**Source passage**.

--------

Tuesday, May 5, 2009

"Then the Stewardess said......"

Permit MrMartha a bit of an indulgent memory.

If you are of a certain age, as MrMartha is, and were lucky enough to travel by air in the 'golden era' - before about 1973, you often rue the current state of flying.

MrMartha can recall perfectly the first flight he ever embarked upon. 1968, Baltimore (Friendship Intl Airport) to San Francisco. United Mainliner service, nonstop, on a Douglas Stretch DC8 Fanjet. Seeing the craft though the gate window, it had the incongruous appearance of a streamlined Albatross -- think Banana sitting on a boomerang.

It was an expensive privilege to take to the air then, and much preparation preceded the journey -- new outfits, the right hat for MrMartha's mother, which tie to wear....and how it would feel to be 30,000 feet in the air.

The best part were the Stewardesses (when that was the appropriate term, and it was still considered a 'glamour job'). With five in the family flying, we had the rear lounge -- three seats facing two seats with a stationary card size table in the middle. Located just across from the galley, it was fascinating for the very attentive 8 year old that MrMartha was, to not just be on the plane, but see how the crew actually worked.

MrMartha has always been a bit of a sucker for a uniform....and United had just introduced a new Stewardess Uniform. Bright, Mod A-Line dresses. The Stewardess' wings were worn at the front of an impossibly silly little cap. The whole effect, just too amazing. Designed by Hollywood costumer JeanLouis, who at the same time was also famously dressing Eva Gabor on Green Acres, and Mrs Howell on Gilligan's Island.

--------

**Data shown**.
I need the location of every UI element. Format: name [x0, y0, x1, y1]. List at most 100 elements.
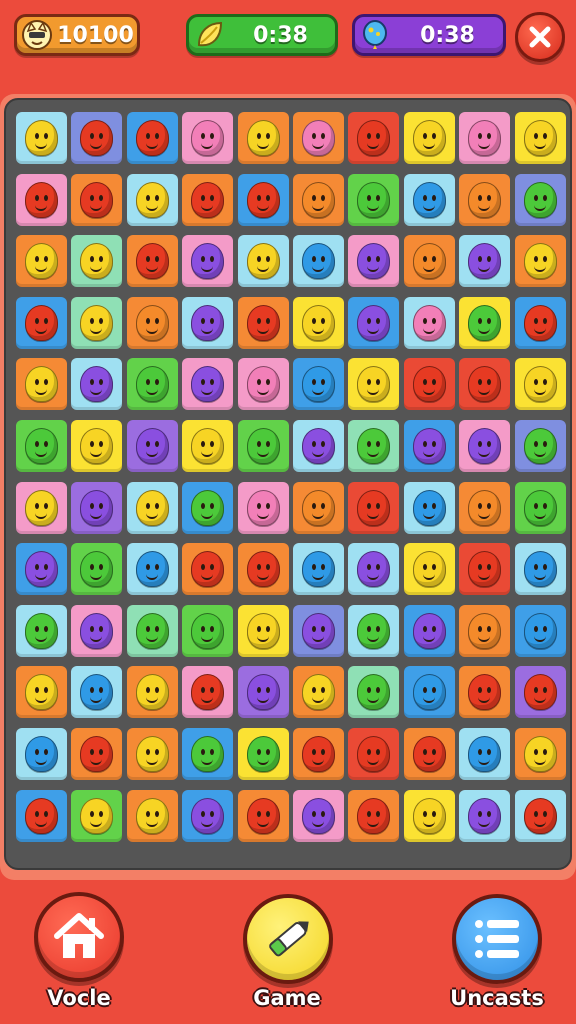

--------

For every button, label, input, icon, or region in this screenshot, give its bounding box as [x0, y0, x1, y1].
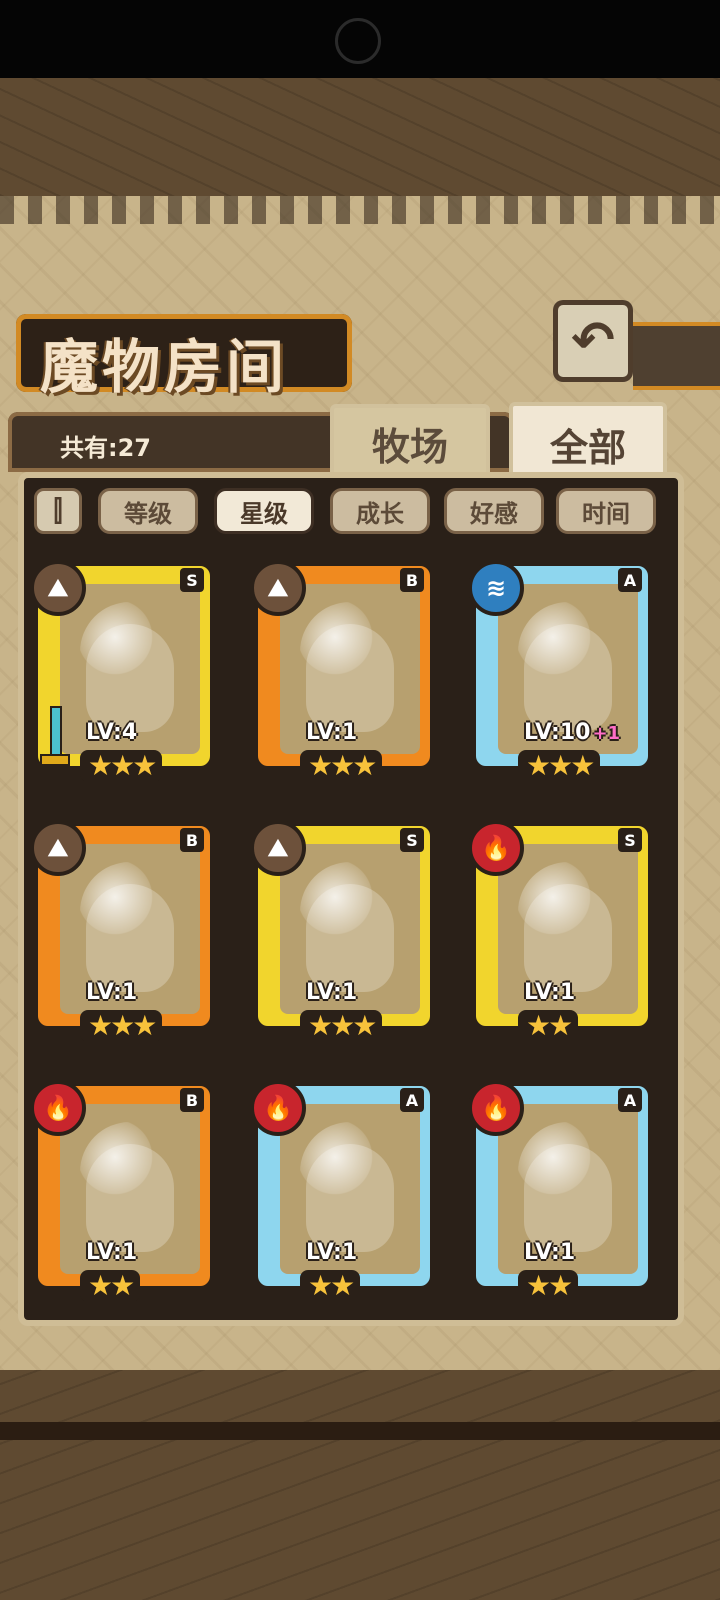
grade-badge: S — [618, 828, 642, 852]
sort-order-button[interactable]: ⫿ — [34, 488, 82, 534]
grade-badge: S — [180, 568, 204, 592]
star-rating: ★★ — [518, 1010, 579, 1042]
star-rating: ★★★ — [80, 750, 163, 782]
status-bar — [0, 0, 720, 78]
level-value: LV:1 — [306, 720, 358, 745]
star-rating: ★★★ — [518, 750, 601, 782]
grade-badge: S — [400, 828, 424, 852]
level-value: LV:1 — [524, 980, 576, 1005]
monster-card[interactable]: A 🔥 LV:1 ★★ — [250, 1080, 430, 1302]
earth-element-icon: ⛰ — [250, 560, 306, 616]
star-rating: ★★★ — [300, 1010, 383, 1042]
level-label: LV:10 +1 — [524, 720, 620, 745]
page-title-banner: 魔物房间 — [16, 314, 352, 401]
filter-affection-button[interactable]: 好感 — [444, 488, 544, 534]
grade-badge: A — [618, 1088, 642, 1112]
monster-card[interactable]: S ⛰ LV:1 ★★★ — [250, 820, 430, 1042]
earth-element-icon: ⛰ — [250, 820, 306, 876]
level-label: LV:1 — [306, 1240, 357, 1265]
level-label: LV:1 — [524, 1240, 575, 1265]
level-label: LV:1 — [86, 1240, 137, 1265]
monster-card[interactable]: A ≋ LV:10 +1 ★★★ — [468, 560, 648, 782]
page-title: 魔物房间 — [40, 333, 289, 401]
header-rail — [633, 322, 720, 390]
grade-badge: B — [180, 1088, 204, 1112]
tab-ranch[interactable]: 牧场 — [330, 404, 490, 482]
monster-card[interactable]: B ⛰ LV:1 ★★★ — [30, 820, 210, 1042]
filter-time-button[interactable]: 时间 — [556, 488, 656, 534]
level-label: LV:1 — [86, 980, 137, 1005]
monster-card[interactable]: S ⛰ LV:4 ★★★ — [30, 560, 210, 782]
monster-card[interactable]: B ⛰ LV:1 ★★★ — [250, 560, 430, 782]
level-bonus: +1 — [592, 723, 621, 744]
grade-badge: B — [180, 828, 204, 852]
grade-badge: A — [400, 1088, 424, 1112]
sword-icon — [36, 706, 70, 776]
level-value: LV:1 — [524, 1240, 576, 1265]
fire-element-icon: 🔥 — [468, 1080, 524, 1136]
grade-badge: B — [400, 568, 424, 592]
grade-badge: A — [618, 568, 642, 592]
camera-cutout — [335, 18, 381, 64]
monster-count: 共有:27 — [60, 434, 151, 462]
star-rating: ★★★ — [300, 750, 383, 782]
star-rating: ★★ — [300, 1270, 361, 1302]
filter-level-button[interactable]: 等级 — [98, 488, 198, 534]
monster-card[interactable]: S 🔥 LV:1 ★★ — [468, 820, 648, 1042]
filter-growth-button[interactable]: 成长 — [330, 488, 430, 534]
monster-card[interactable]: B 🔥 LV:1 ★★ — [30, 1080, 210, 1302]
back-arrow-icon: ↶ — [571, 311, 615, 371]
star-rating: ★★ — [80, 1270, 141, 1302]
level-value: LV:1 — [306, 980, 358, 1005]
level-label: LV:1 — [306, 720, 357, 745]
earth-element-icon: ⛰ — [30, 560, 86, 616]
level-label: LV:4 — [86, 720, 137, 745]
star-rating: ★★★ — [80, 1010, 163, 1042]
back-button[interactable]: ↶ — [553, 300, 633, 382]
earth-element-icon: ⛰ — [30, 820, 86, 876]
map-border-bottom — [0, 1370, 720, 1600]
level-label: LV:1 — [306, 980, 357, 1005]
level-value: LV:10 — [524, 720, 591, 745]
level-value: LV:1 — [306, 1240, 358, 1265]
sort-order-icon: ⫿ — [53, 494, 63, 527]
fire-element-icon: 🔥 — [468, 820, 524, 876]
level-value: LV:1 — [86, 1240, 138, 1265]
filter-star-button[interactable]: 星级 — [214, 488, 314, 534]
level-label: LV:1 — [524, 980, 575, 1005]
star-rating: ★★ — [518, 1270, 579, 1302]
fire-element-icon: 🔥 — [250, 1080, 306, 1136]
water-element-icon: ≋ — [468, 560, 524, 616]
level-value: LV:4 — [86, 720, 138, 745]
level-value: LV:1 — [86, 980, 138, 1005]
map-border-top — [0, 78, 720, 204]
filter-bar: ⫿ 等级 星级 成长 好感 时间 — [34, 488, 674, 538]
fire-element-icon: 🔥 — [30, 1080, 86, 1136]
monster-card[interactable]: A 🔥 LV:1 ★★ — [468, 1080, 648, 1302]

--------

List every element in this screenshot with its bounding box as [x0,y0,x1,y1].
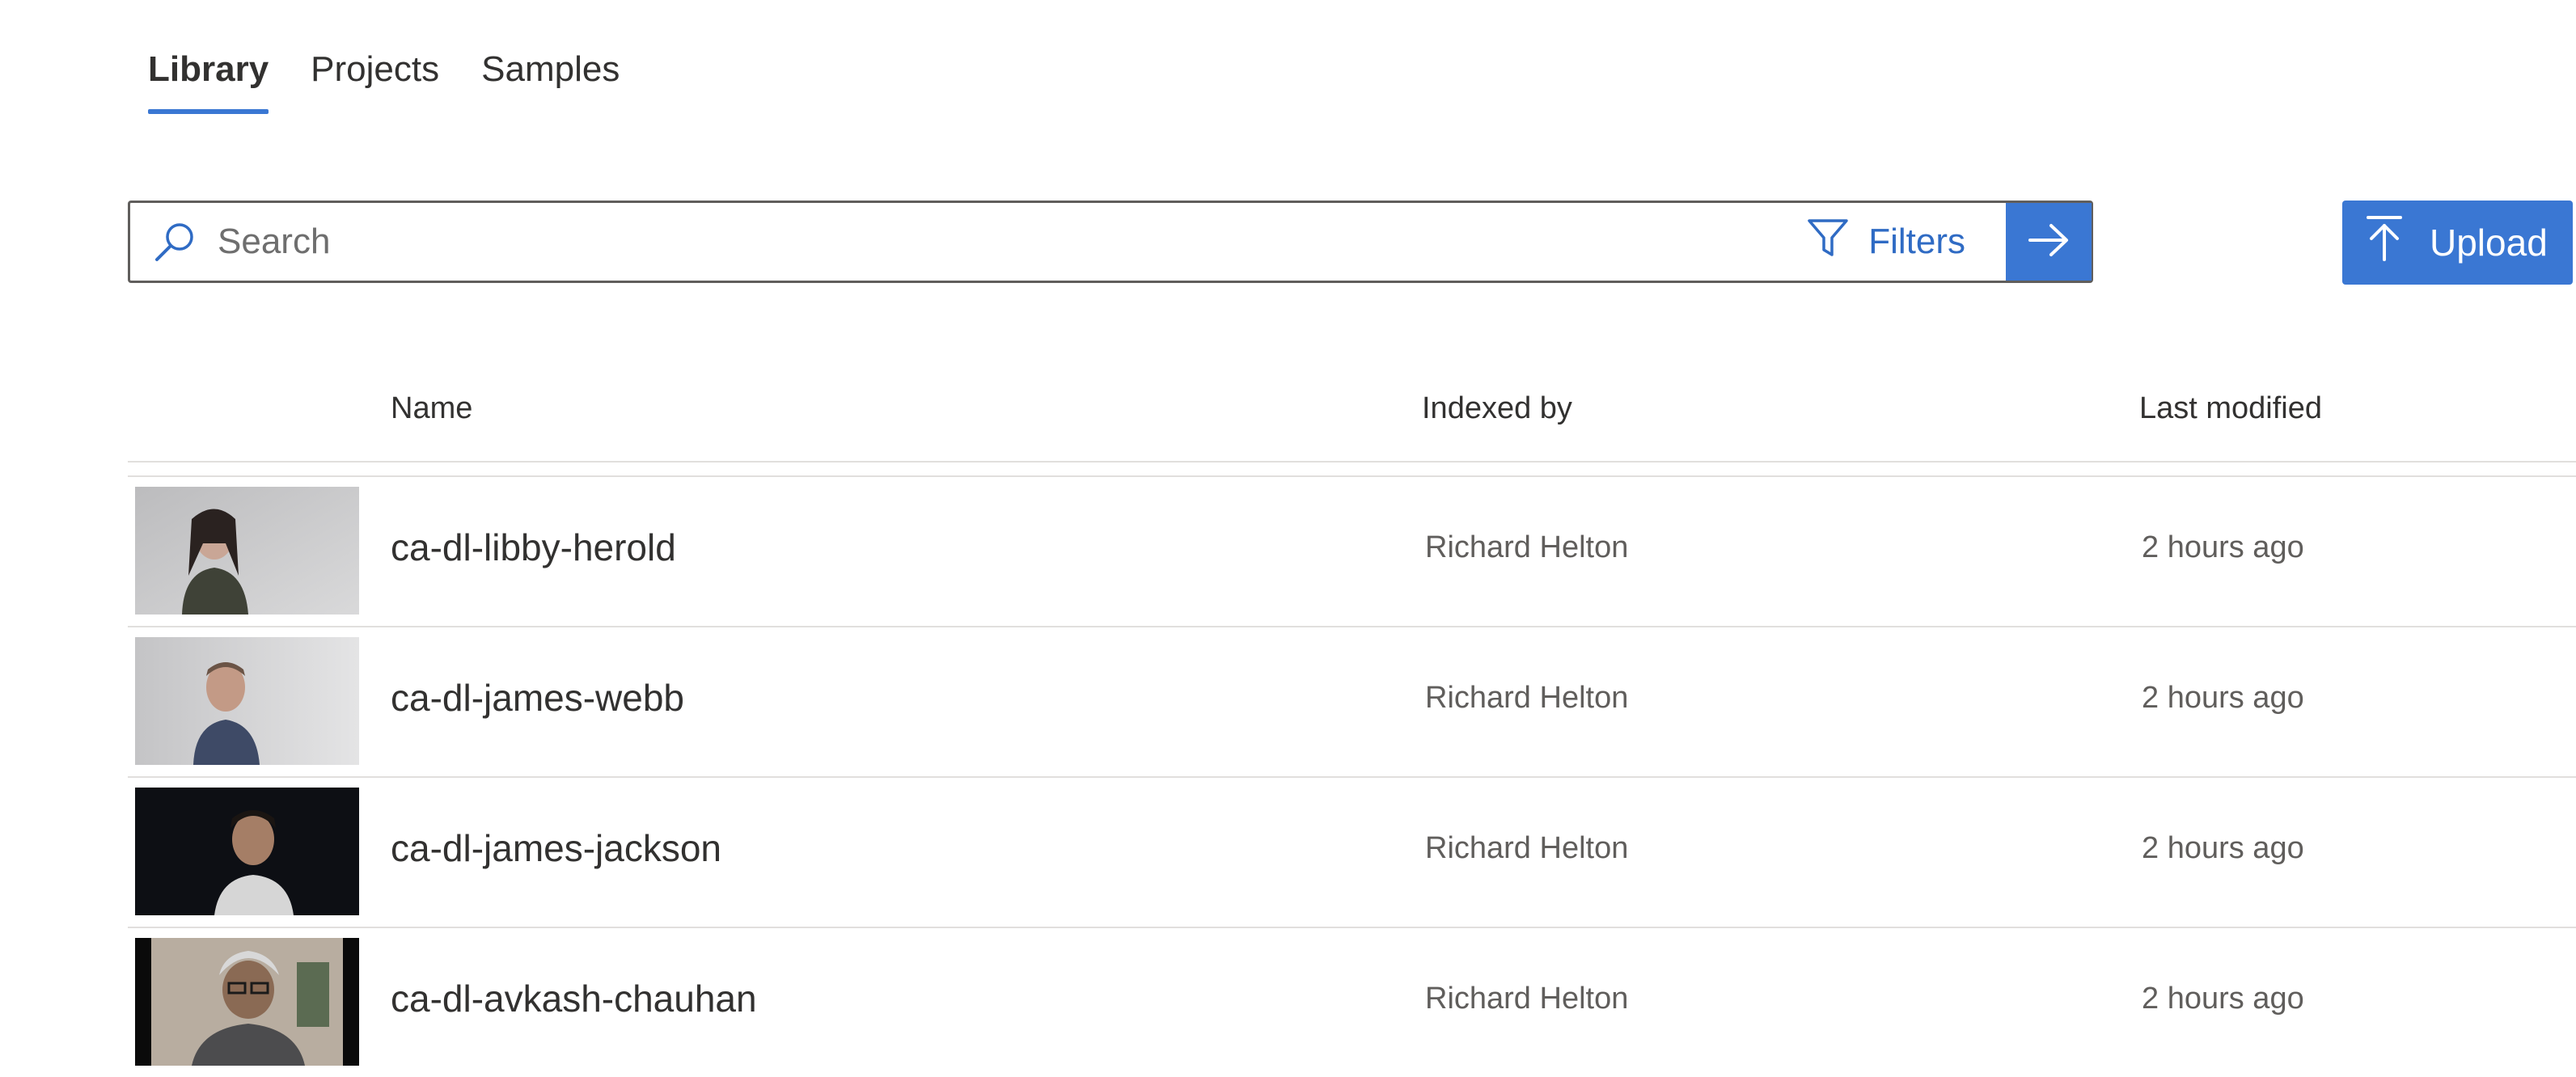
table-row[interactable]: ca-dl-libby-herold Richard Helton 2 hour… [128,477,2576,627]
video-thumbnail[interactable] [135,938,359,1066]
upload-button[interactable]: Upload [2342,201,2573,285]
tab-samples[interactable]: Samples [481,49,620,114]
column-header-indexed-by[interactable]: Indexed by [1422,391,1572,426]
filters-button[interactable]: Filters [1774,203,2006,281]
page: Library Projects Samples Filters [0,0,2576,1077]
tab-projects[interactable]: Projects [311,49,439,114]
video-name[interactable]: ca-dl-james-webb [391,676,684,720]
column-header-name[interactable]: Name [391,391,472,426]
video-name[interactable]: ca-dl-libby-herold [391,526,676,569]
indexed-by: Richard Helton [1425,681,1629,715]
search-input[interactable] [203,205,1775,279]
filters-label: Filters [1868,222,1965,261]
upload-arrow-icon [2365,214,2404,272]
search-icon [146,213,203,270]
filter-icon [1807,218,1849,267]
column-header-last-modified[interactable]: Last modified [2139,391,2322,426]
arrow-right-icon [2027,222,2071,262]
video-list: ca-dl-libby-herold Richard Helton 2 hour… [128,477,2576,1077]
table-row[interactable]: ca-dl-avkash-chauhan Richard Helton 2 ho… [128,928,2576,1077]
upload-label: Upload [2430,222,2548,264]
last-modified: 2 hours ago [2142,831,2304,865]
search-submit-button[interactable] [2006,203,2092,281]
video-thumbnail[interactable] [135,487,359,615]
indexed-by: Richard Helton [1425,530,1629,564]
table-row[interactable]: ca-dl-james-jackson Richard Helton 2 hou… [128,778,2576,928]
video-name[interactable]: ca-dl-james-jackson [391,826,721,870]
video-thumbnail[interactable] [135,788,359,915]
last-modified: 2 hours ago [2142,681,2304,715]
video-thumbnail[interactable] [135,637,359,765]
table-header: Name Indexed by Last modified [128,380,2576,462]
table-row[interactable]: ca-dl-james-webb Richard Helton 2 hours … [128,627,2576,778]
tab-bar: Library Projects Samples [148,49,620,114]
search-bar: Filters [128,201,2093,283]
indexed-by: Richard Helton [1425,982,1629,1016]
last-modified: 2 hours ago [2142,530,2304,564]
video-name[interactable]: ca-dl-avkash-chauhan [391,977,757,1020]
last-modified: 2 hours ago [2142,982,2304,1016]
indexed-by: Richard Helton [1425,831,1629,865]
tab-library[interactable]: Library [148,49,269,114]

--------

**Short task**. Please pick up the post recalling a first airline flight in 1968 and continue it from its last sentence.

**Task answer**.
Even more astounding, after we were in the air, each Stewardess would disappear into the lavatory and reappear in a completely different uniform dress to be worn inflight, and then change back again before landing. And MrMartha has to say, it seems like there must have been a dozen Stews on the flight, though it was probably more like 5 or 6.

The inflight outfit was a shift with vertical panels in red white and blue, and as one flight attendent dreamily related on a United flight many years later "That zipped up the front, we loved those uniforms. Everyone was mortified when they switched to the 'Wonderbread' uniforms" (awful polkadots on shiny polyester that looked just like the bread wrapper!)

So, next time you are frustrated and stuck on a delayed flight, or standing at the back of 300 others in a security line....disconnect for just a minute and think about the salad days....when you WANTED to fly!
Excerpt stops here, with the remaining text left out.